Scan the data below for the string "priority". Show every line where it turns up.

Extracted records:
>> begin

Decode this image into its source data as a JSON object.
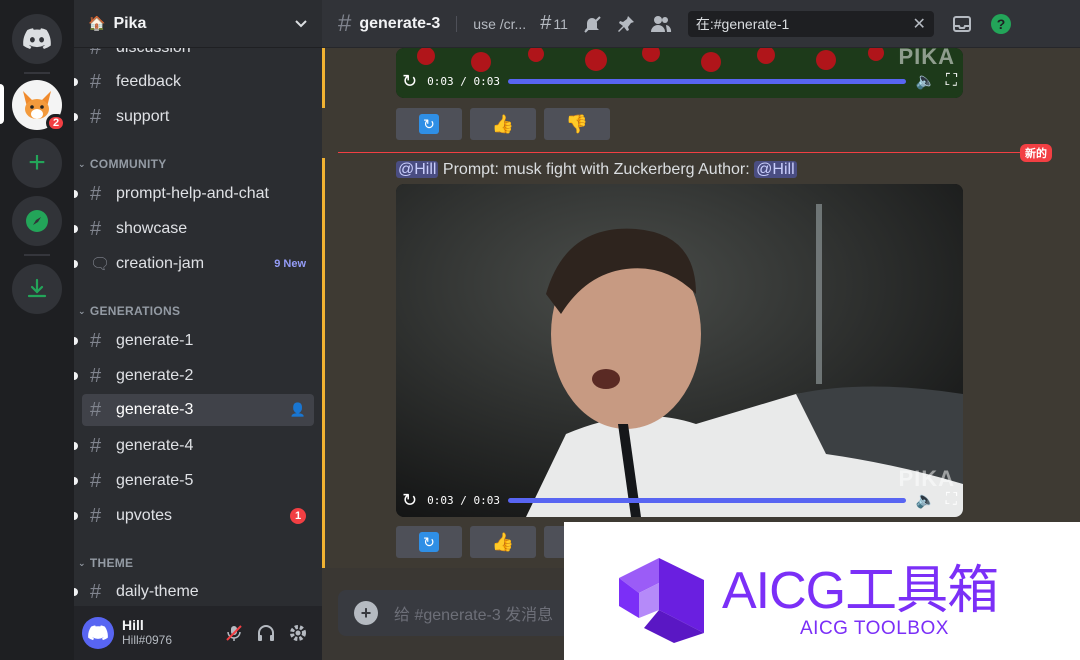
{
  "server": {
    "name": "Pika",
    "mention_badge": "2"
  },
  "sidebar": {
    "channels_top": [
      {
        "label": "discussion"
      },
      {
        "label": "feedback"
      },
      {
        "label": "support"
      }
    ],
    "categories": [
      {
        "label": "COMMUNITY",
        "items": [
          {
            "label": "prompt-help-and-chat"
          },
          {
            "label": "showcase"
          },
          {
            "label": "creation-jam",
            "tag": "9 New"
          }
        ]
      },
      {
        "label": "GENERATIONS",
        "items": [
          {
            "label": "generate-1"
          },
          {
            "label": "generate-2"
          },
          {
            "label": "generate-3"
          },
          {
            "label": "generate-4"
          },
          {
            "label": "generate-5"
          },
          {
            "label": "upvotes",
            "badge": "1"
          }
        ]
      },
      {
        "label": "THEME",
        "items": [
          {
            "label": "daily-theme"
          }
        ]
      }
    ]
  },
  "user": {
    "name": "Hill",
    "tag": "Hill#0976"
  },
  "topbar": {
    "channel": "generate-3",
    "topic": "use /cr...",
    "threads_count": "11",
    "search_value": "在:#generate-1"
  },
  "messages": {
    "video1_time": "0:03 / 0:03",
    "watermark": "PIKA",
    "new_label": "新的",
    "prompt_mention": "@Hill",
    "prompt_text": " Prompt: musk fight with Zuckerberg  Author: ",
    "author_mention": "@Hill",
    "video2_time": "0:03 / 0:03"
  },
  "composer": {
    "placeholder": "给 #generate-3 发消息"
  },
  "overlay": {
    "title": "AICG工具箱",
    "subtitle": "AICG TOOLBOX"
  },
  "colors": {
    "accent": "#5865f2",
    "brand_purple": "#7b2ff7",
    "highlight": "#f0b232",
    "danger": "#f23f43"
  }
}
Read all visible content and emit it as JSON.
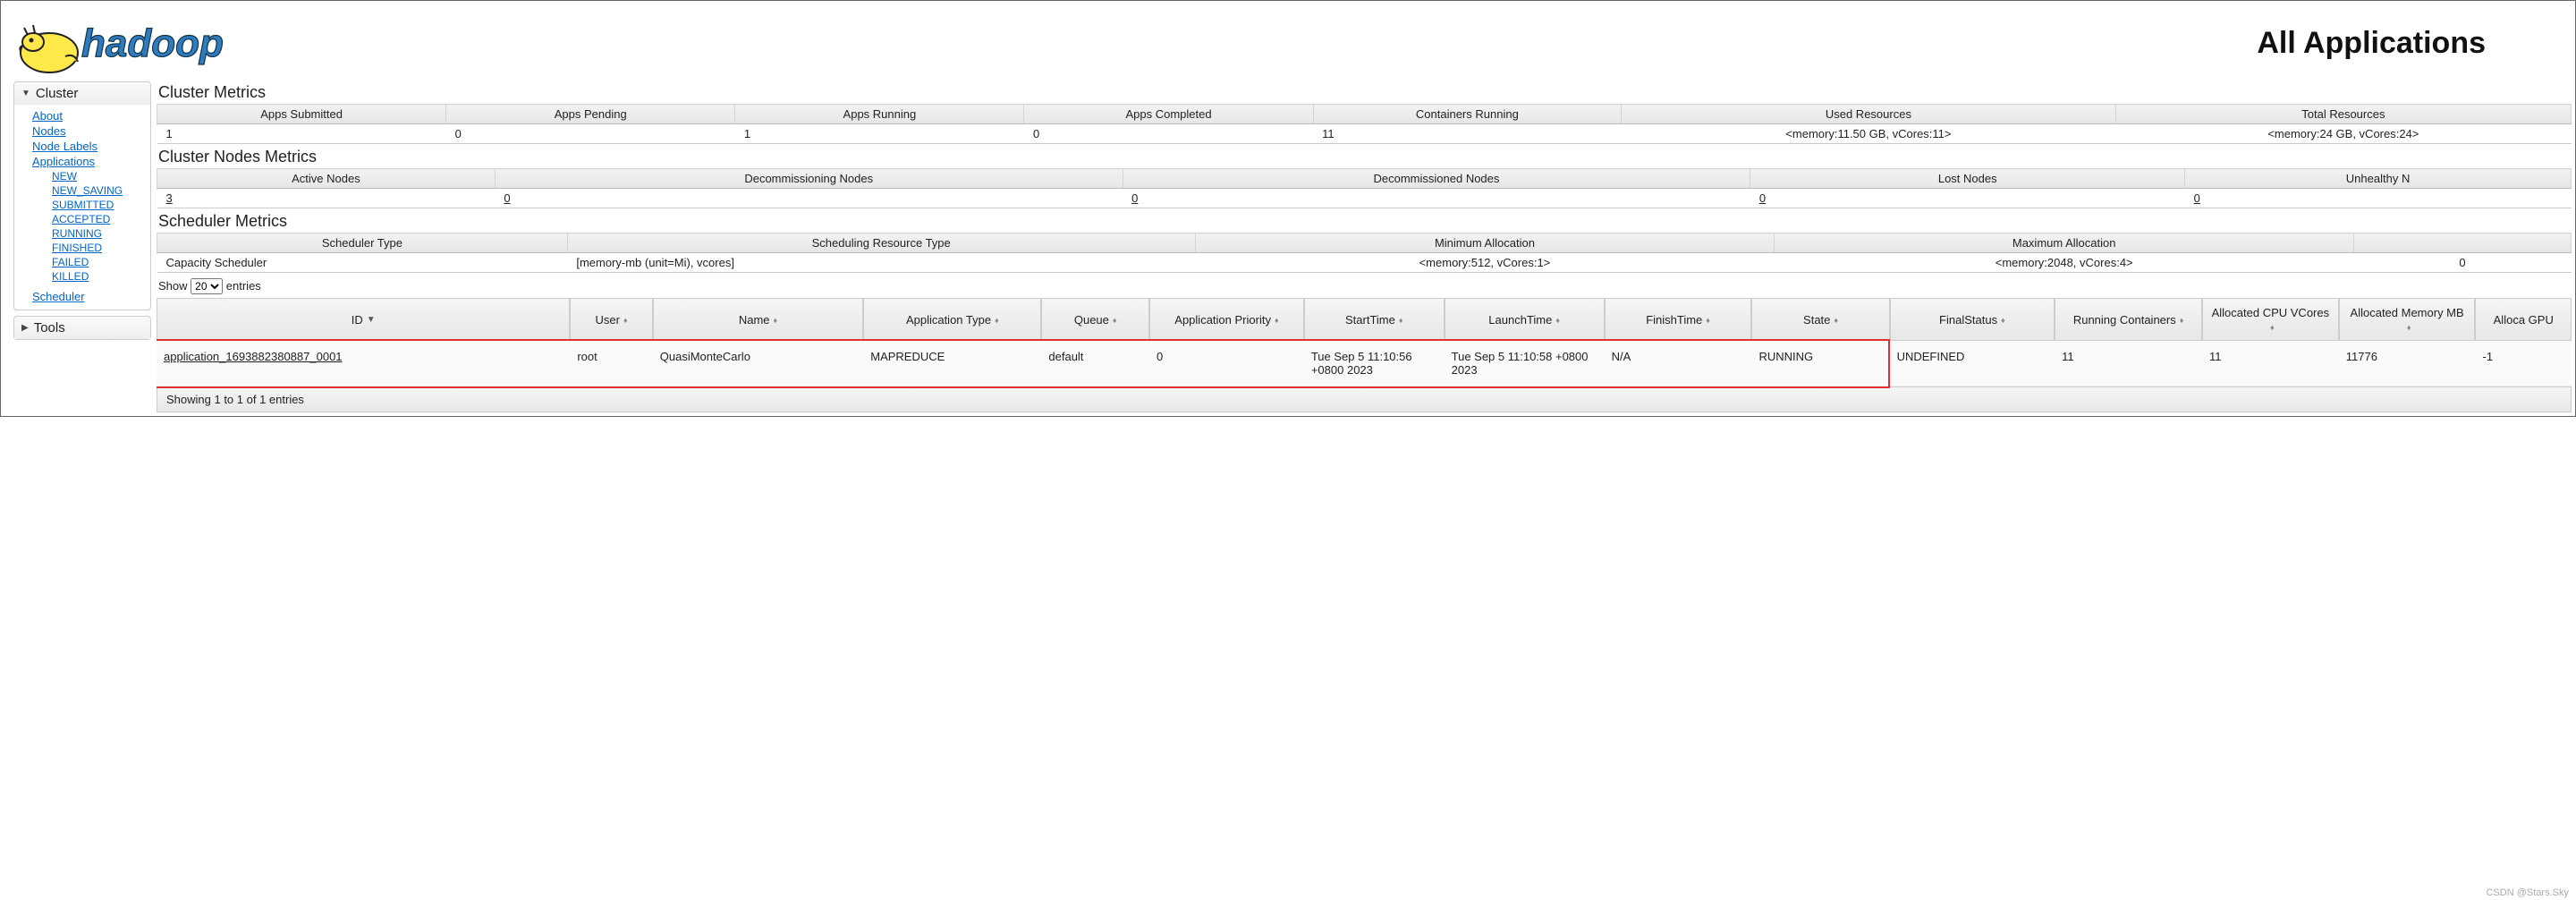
{
  "page_title": "All Applications",
  "logo_text": "hadoop",
  "sidebar": {
    "cluster_label": "Cluster",
    "tools_label": "Tools",
    "links": {
      "about": "About",
      "nodes": "Nodes",
      "node_labels": "Node Labels",
      "applications": "Applications",
      "scheduler": "Scheduler"
    },
    "app_states": {
      "new": "NEW",
      "new_saving": "NEW_SAVING",
      "submitted": "SUBMITTED",
      "accepted": "ACCEPTED",
      "running": "RUNNING",
      "finished": "FINISHED",
      "failed": "FAILED",
      "killed": "KILLED"
    }
  },
  "cluster_metrics": {
    "title": "Cluster Metrics",
    "headers": {
      "apps_submitted": "Apps Submitted",
      "apps_pending": "Apps Pending",
      "apps_running": "Apps Running",
      "apps_completed": "Apps Completed",
      "containers_running": "Containers Running",
      "used_resources": "Used Resources",
      "total_resources": "Total Resources"
    },
    "values": {
      "apps_submitted": "1",
      "apps_pending": "0",
      "apps_running": "1",
      "apps_completed": "0",
      "containers_running": "11",
      "used_resources": "<memory:11.50 GB, vCores:11>",
      "total_resources": "<memory:24 GB, vCores:24>"
    }
  },
  "cluster_nodes_metrics": {
    "title": "Cluster Nodes Metrics",
    "headers": {
      "active": "Active Nodes",
      "decommissioning": "Decommissioning Nodes",
      "decommissioned": "Decommissioned Nodes",
      "lost": "Lost Nodes",
      "unhealthy": "Unhealthy N"
    },
    "values": {
      "active": "3",
      "decommissioning": "0",
      "decommissioned": "0",
      "lost": "0",
      "unhealthy": "0"
    }
  },
  "scheduler_metrics": {
    "title": "Scheduler Metrics",
    "headers": {
      "type": "Scheduler Type",
      "res_type": "Scheduling Resource Type",
      "min_alloc": "Minimum Allocation",
      "max_alloc": "Maximum Allocation"
    },
    "values": {
      "type": "Capacity Scheduler",
      "res_type": "[memory-mb (unit=Mi), vcores]",
      "min_alloc": "<memory:512, vCores:1>",
      "max_alloc": "<memory:2048, vCores:4>",
      "extra": "0"
    }
  },
  "entries": {
    "show_prefix": "Show",
    "show_suffix": "entries",
    "options": [
      "20"
    ],
    "selected": "20"
  },
  "app_table": {
    "headers": {
      "id": "ID",
      "user": "User",
      "name": "Name",
      "type": "Application Type",
      "queue": "Queue",
      "priority": "Application Priority",
      "start": "StartTime",
      "launch": "LaunchTime",
      "finish": "FinishTime",
      "state": "State",
      "finalstatus": "FinalStatus",
      "running_containers": "Running Containers",
      "alloc_cpu": "Allocated CPU VCores",
      "alloc_mem": "Allocated Memory MB",
      "alloc_gpu": "Alloca GPU"
    },
    "row": {
      "id": "application_1693882380887_0001",
      "user": "root",
      "name": "QuasiMonteCarlo",
      "type": "MAPREDUCE",
      "queue": "default",
      "priority": "0",
      "start": "Tue Sep 5 11:10:56 +0800 2023",
      "launch": "Tue Sep 5 11:10:58 +0800 2023",
      "finish": "N/A",
      "state": "RUNNING",
      "finalstatus": "UNDEFINED",
      "running_containers": "11",
      "alloc_cpu": "11",
      "alloc_mem": "11776",
      "alloc_gpu": "-1"
    }
  },
  "footer": "Showing 1 to 1 of 1 entries",
  "watermark": "CSDN @Stars.Sky"
}
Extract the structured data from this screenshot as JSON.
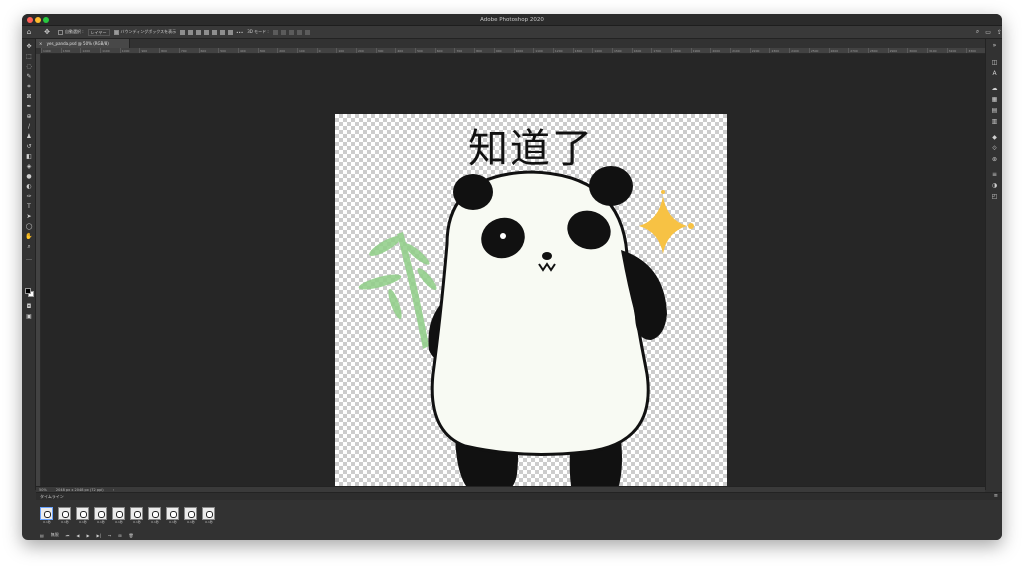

>> end

§ **Response to this task**
      "priority": "Application Priority",
      "priority": "0",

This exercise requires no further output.